Gather all lines in the data that hold the string "this".

Figure collection entries:
************

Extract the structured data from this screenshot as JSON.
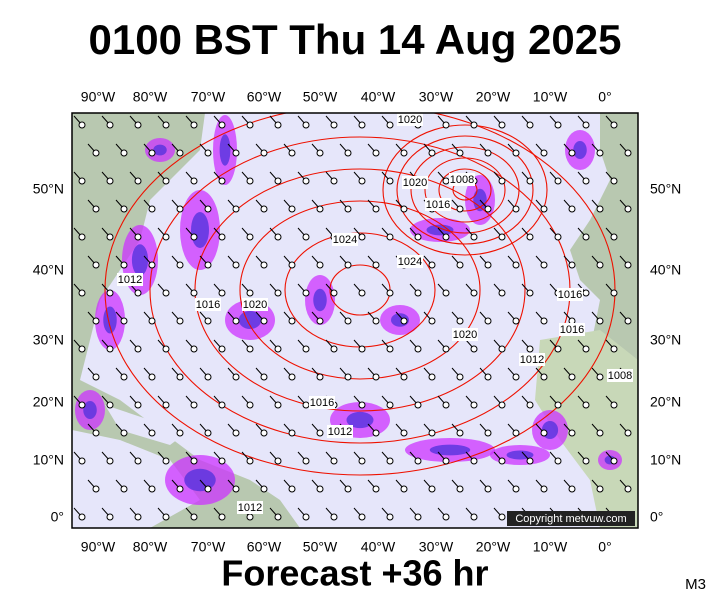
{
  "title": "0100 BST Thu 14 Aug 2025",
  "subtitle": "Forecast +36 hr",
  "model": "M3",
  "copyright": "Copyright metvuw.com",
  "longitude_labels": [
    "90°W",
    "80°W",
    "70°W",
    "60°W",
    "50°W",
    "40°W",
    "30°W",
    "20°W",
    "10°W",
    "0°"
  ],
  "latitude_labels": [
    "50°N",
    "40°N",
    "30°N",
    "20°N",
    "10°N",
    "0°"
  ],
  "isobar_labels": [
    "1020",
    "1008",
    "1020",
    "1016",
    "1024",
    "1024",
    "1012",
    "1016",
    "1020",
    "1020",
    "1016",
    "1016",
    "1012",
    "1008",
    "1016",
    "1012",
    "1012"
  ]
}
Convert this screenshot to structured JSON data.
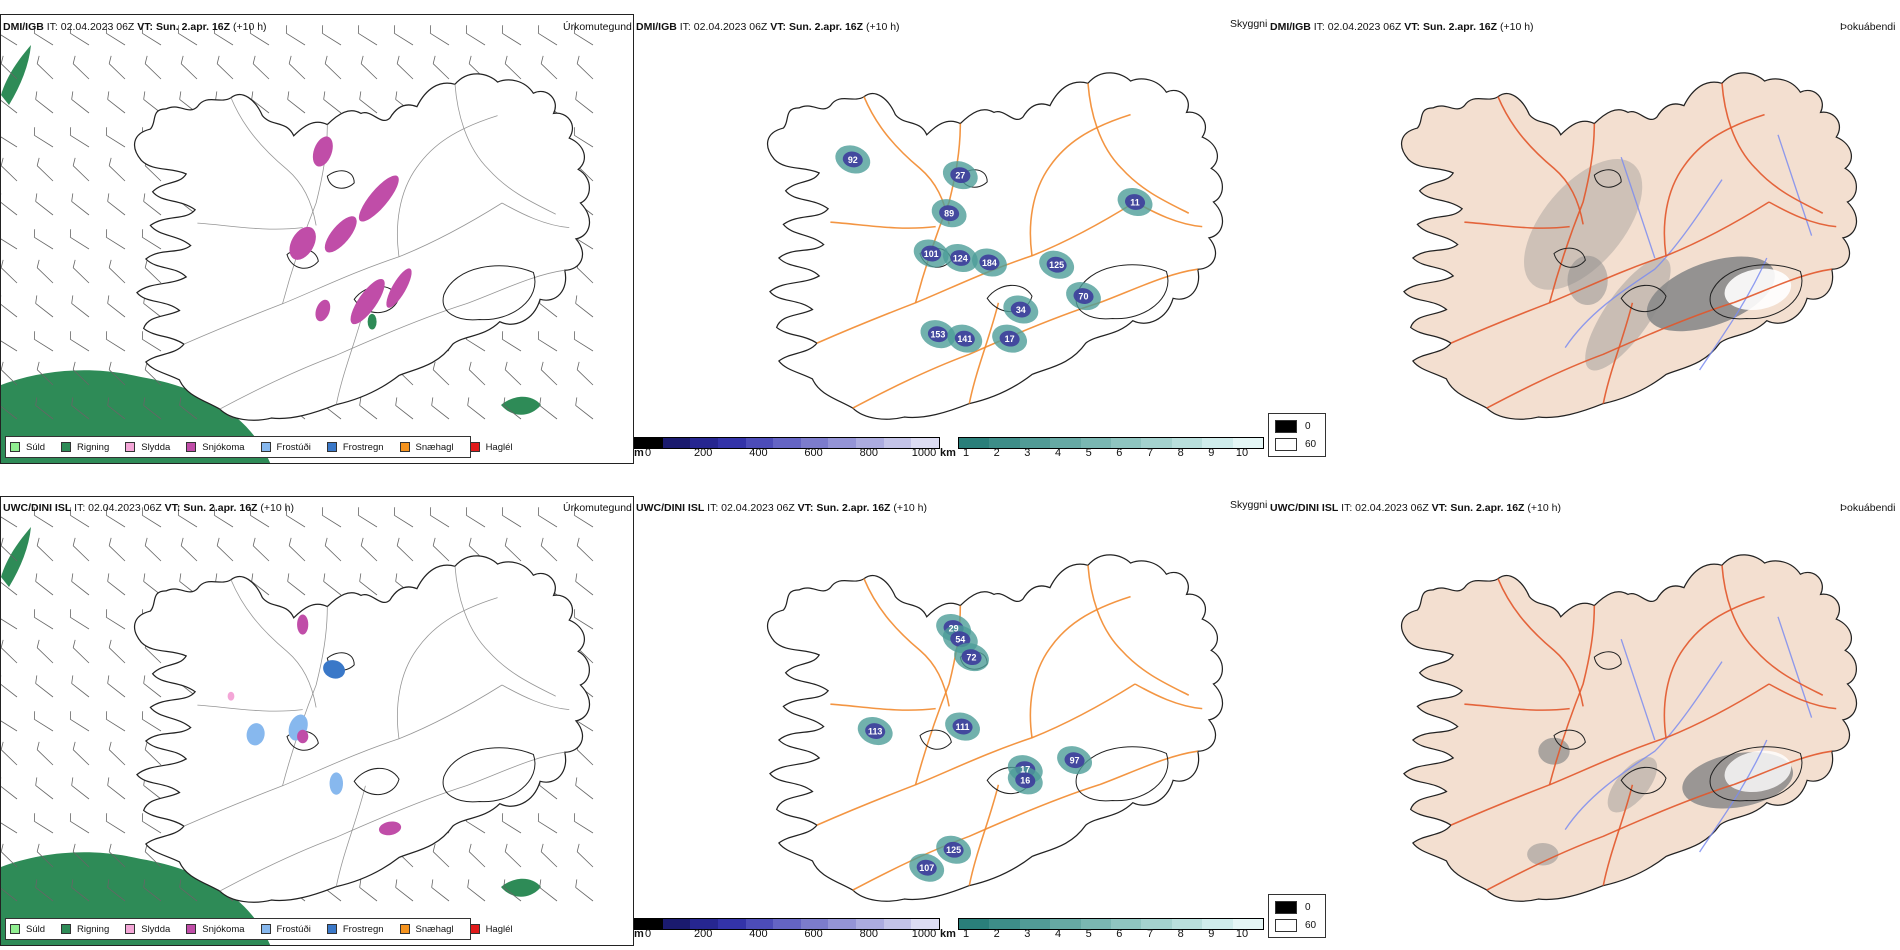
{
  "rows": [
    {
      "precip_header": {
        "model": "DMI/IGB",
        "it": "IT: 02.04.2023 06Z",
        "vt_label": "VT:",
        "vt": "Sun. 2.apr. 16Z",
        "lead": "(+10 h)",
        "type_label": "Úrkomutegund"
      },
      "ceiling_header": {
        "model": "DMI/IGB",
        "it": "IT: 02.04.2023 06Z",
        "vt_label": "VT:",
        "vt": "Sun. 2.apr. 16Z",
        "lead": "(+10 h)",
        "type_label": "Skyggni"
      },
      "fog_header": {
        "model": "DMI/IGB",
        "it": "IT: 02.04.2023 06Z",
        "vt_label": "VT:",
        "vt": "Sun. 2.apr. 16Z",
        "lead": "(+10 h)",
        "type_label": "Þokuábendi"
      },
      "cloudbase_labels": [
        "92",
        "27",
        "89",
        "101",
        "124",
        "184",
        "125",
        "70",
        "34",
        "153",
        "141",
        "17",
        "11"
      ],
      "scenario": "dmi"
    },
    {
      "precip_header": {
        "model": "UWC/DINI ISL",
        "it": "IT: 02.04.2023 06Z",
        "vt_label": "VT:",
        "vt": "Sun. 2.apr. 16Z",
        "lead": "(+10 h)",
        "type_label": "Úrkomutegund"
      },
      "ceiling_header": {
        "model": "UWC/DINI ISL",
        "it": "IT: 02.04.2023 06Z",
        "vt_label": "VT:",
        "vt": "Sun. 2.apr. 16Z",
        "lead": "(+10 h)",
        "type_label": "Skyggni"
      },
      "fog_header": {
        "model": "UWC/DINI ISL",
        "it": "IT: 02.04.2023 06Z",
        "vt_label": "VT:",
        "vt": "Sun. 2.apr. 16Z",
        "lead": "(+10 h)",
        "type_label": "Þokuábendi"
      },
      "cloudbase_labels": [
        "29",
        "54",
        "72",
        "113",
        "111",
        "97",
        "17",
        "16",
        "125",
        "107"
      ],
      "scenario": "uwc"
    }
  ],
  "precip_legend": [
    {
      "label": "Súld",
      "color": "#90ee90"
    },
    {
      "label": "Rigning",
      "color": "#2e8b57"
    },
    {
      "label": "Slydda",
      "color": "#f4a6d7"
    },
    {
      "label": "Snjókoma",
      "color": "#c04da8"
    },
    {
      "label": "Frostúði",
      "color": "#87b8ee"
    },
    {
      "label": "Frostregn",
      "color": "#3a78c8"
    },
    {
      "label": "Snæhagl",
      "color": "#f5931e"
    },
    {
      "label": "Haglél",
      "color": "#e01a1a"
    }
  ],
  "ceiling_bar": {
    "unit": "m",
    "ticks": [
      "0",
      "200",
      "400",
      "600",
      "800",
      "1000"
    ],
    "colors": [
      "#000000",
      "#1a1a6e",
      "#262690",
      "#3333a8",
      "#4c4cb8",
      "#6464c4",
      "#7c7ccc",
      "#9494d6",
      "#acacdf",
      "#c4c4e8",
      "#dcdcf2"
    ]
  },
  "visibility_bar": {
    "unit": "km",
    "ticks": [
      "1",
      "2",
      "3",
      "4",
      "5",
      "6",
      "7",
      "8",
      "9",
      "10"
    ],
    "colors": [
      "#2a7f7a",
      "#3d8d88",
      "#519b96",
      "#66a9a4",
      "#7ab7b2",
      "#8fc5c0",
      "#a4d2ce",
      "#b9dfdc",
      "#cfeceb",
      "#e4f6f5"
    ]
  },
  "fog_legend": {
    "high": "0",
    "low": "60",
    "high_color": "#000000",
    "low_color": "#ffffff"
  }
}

************

### FINISHED EXERCISE
Extract the structured data from this screenshot as JSON.
Convert this screenshot to structured JSON data.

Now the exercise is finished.